_Exercise_
All records that follow are to be output exactly.
----- Material provided
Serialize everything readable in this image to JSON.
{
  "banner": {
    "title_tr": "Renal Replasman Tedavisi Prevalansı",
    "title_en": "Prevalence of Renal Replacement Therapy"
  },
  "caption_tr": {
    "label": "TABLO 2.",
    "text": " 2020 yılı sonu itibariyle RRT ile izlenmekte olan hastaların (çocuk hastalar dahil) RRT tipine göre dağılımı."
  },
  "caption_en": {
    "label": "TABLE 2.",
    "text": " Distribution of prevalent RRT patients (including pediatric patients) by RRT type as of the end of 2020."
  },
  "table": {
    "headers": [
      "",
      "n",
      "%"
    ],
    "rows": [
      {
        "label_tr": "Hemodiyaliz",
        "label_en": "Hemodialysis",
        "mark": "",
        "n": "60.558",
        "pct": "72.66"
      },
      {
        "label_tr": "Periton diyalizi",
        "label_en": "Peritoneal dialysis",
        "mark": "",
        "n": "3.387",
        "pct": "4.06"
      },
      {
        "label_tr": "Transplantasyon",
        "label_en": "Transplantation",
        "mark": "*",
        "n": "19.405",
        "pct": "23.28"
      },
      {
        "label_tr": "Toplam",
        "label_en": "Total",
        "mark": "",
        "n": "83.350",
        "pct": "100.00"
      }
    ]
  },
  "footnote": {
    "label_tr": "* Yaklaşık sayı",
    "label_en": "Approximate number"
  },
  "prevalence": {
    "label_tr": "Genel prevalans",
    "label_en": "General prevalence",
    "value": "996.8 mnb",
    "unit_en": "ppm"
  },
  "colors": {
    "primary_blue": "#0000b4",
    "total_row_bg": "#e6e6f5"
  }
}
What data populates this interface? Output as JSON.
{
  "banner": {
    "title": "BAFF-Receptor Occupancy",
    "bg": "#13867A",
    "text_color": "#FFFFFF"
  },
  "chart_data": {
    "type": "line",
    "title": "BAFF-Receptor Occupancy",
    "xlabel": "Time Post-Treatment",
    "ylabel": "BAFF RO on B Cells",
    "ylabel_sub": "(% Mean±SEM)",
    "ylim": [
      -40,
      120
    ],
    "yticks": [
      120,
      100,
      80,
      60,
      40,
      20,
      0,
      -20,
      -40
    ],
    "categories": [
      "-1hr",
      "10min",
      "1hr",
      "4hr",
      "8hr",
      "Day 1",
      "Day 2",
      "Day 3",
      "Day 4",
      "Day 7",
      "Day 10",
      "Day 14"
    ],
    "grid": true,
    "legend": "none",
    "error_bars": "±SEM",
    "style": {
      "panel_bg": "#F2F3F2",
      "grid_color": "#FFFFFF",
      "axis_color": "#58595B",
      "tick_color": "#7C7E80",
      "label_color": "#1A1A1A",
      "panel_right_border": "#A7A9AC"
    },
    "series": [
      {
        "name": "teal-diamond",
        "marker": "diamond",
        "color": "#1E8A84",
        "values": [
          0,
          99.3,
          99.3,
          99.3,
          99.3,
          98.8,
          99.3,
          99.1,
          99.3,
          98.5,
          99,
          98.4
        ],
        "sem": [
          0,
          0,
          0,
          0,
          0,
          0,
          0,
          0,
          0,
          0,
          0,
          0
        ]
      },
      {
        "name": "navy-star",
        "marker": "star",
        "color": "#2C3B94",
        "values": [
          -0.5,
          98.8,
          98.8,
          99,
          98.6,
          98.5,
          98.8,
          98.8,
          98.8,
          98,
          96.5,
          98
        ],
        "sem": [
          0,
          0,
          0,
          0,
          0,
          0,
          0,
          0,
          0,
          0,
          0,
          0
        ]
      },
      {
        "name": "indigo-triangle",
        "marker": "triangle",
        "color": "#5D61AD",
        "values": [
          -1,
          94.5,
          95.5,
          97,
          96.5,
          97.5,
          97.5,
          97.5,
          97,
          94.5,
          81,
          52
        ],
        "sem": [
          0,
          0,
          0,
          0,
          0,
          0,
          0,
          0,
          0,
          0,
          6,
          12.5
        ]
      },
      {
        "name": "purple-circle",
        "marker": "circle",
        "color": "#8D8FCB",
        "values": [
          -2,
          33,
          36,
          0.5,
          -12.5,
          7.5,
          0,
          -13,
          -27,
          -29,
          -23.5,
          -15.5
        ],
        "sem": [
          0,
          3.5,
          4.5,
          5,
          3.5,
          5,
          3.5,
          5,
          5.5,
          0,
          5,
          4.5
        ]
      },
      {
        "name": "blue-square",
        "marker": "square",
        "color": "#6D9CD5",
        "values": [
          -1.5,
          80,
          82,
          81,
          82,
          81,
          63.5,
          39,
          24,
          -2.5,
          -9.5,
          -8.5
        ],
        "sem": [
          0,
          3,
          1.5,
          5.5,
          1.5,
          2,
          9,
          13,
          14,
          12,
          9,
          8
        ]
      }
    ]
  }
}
----------
_Task answer_
Serialize everything readable in this image to JSON.
{
  "banner": {
    "title_tr": "Renal Replasman Tedavisi Prevalansı",
    "title_en": "Prevalence of Renal Replacement Therapy"
  },
  "caption_tr": {
    "label": "TABLO 2.",
    "text": " 2020 yılı sonu itibariyle RRT ile izlenmekte olan hastaların (çocuk hastalar dahil) RRT tipine göre dağılımı."
  },
  "caption_en": {
    "label": "TABLE 2.",
    "text": " Distribution of prevalent RRT patients (including pediatric patients) by RRT type as of the end of 2020."
  },
  "table": {
    "headers": [
      "",
      "n",
      "%"
    ],
    "rows": [
      {
        "label_tr": "Hemodiyaliz",
        "label_en": "Hemodialysis",
        "mark": "",
        "n": "60.558",
        "pct": "72.66"
      },
      {
        "label_tr": "Periton diyalizi",
        "label_en": "Peritoneal dialysis",
        "mark": "",
        "n": "3.387",
        "pct": "4.06"
      },
      {
        "label_tr": "Transplantasyon",
        "label_en": "Transplantation",
        "mark": "*",
        "n": "19.405",
        "pct": "23.28"
      },
      {
        "label_tr": "Toplam",
        "label_en": "Total",
        "mark": "",
        "n": "83.350",
        "pct": "100.00"
      }
    ]
  },
  "footnote": {
    "label_tr": "* Yaklaşık sayı",
    "label_en": "Approximate number"
  },
  "prevalence": {
    "label_tr": "Genel prevalans",
    "label_en": "General prevalence",
    "value": "996.8 mnb",
    "unit_en": "ppm"
  },
  "colors": {
    "primary_blue": "#0000b4",
    "total_row_bg": "#e6e6f5"
  }
}
What data populates this interface? Output as JSON.
{
  "banner": {
    "title": "BAFF-Receptor Occupancy",
    "bg": "#13867A",
    "text_color": "#FFFFFF"
  },
  "chart_data": {
    "type": "line",
    "title": "BAFF-Receptor Occupancy",
    "xlabel": "Time Post-Treatment",
    "ylabel": "BAFF RO on B Cells",
    "ylabel_sub": "(% Mean±SEM)",
    "ylim": [
      -40,
      120
    ],
    "yticks": [
      120,
      100,
      80,
      60,
      40,
      20,
      0,
      -20,
      -40
    ],
    "categories": [
      "-1hr",
      "10min",
      "1hr",
      "4hr",
      "8hr",
      "Day 1",
      "Day 2",
      "Day 3",
      "Day 4",
      "Day 7",
      "Day 10",
      "Day 14"
    ],
    "grid": true,
    "legend": "none",
    "error_bars": "±SEM",
    "style": {
      "panel_bg": "#F2F3F2",
      "grid_color": "#FFFFFF",
      "axis_color": "#58595B",
      "tick_color": "#7C7E80",
      "label_color": "#1A1A1A",
      "panel_right_border": "#A7A9AC"
    },
    "series": [
      {
        "name": "teal-diamond",
        "marker": "diamond",
        "color": "#1E8A84",
        "values": [
          0,
          99.3,
          99.3,
          99.3,
          99.3,
          98.8,
          99.3,
          99.1,
          99.3,
          98.5,
          99,
          98.4
        ],
        "sem": [
          0,
          0,
          0,
          0,
          0,
          0,
          0,
          0,
          0,
          0,
          0,
          0
        ]
      },
      {
        "name": "navy-star",
        "marker": "star",
        "color": "#2C3B94",
        "values": [
          -0.5,
          98.8,
          98.8,
          99,
          98.6,
          98.5,
          98.8,
          98.8,
          98.8,
          98,
          96.5,
          98
        ],
        "sem": [
          0,
          0,
          0,
          0,
          0,
          0,
          0,
          0,
          0,
          0,
          0,
          0
        ]
      },
      {
        "name": "indigo-triangle",
        "marker": "triangle",
        "color": "#5D61AD",
        "values": [
          -1,
          94.5,
          95.5,
          97,
          96.5,
          97.5,
          97.5,
          97.5,
          97,
          94.5,
          81,
          52
        ],
        "sem": [
          0,
          0,
          0,
          0,
          0,
          0,
          0,
          0,
          0,
          0,
          6,
          12.5
        ]
      },
      {
        "name": "purple-circle",
        "marker": "circle",
        "color": "#8D8FCB",
        "values": [
          -2,
          33,
          36,
          0.5,
          -12.5,
          7.5,
          0,
          -13,
          -27,
          -29,
          -23.5,
          -15.5
        ],
        "sem": [
          0,
          3.5,
          4.5,
          5,
          3.5,
          5,
          3.5,
          5,
          5.5,
          0,
          5,
          4.5
        ]
      },
      {
        "name": "blue-square",
        "marker": "square",
        "color": "#6D9CD5",
        "values": [
          -1.5,
          80,
          82,
          81,
          82,
          81,
          63.5,
          39,
          24,
          -2.5,
          -9.5,
          -8.5
        ],
        "sem": [
          0,
          3,
          1.5,
          5.5,
          1.5,
          2,
          9,
          13,
          14,
          12,
          9,
          8
        ]
      }
    ]
  }
}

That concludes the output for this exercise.